= EXERCISE =
Reproduce the listing below without any change.

>> BEGIN SOURCE DATA

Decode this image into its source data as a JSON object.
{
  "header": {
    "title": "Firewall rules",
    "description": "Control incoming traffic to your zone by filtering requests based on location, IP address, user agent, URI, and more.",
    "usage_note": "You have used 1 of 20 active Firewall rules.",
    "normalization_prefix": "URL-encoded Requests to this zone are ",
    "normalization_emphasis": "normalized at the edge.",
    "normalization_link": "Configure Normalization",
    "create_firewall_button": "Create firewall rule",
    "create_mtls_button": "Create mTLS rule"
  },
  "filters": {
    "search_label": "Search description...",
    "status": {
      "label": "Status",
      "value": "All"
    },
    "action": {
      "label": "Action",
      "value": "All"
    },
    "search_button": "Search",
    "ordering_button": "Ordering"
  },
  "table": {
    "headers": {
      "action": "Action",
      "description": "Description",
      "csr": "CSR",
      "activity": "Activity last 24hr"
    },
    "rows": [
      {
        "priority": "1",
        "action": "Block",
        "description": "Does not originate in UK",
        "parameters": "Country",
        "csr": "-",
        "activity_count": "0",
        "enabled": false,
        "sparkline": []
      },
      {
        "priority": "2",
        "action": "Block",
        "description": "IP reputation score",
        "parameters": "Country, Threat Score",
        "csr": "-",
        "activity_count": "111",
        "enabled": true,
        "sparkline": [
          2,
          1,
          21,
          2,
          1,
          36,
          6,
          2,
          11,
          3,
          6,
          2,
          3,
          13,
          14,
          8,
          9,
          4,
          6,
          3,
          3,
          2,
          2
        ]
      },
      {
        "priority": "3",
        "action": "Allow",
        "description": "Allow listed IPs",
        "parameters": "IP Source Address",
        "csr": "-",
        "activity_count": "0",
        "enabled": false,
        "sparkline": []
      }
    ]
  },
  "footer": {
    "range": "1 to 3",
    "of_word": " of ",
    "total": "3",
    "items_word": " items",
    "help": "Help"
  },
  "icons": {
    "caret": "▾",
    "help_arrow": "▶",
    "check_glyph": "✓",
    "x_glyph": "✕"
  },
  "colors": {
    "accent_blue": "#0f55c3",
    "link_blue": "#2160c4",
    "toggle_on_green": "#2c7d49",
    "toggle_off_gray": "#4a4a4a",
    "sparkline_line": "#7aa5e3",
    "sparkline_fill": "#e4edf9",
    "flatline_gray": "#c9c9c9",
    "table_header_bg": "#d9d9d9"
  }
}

>> END SOURCE DATA

= SOLUTION FOR THIS TASK =
Decode this image into its source data as a JSON object.
{
  "header": {
    "title": "Firewall rules",
    "description": "Control incoming traffic to your zone by filtering requests based on location, IP address, user agent, URI, and more.",
    "usage_note": "You have used 1 of 20 active Firewall rules.",
    "normalization_prefix": "URL-encoded Requests to this zone are ",
    "normalization_emphasis": "normalized at the edge.",
    "normalization_link": "Configure Normalization",
    "create_firewall_button": "Create firewall rule",
    "create_mtls_button": "Create mTLS rule"
  },
  "filters": {
    "search_label": "Search description...",
    "status": {
      "label": "Status",
      "value": "All"
    },
    "action": {
      "label": "Action",
      "value": "All"
    },
    "search_button": "Search",
    "ordering_button": "Ordering"
  },
  "table": {
    "headers": {
      "action": "Action",
      "description": "Description",
      "csr": "CSR",
      "activity": "Activity last 24hr"
    },
    "rows": [
      {
        "priority": "1",
        "action": "Block",
        "description": "Does not originate in UK",
        "parameters": "Country",
        "csr": "-",
        "activity_count": "0",
        "enabled": false,
        "sparkline": []
      },
      {
        "priority": "2",
        "action": "Block",
        "description": "IP reputation score",
        "parameters": "Country, Threat Score",
        "csr": "-",
        "activity_count": "111",
        "enabled": true,
        "sparkline": [
          2,
          1,
          21,
          2,
          1,
          36,
          6,
          2,
          11,
          3,
          6,
          2,
          3,
          13,
          14,
          8,
          9,
          4,
          6,
          3,
          3,
          2,
          2
        ]
      },
      {
        "priority": "3",
        "action": "Allow",
        "description": "Allow listed IPs",
        "parameters": "IP Source Address",
        "csr": "-",
        "activity_count": "0",
        "enabled": false,
        "sparkline": []
      }
    ]
  },
  "footer": {
    "range": "1 to 3",
    "of_word": " of ",
    "total": "3",
    "items_word": " items",
    "help": "Help"
  },
  "icons": {
    "caret": "▾",
    "help_arrow": "▶",
    "check_glyph": "✓",
    "x_glyph": "✕"
  },
  "colors": {
    "accent_blue": "#0f55c3",
    "link_blue": "#2160c4",
    "toggle_on_green": "#2c7d49",
    "toggle_off_gray": "#4a4a4a",
    "sparkline_line": "#7aa5e3",
    "sparkline_fill": "#e4edf9",
    "flatline_gray": "#c9c9c9",
    "table_header_bg": "#d9d9d9"
  }
}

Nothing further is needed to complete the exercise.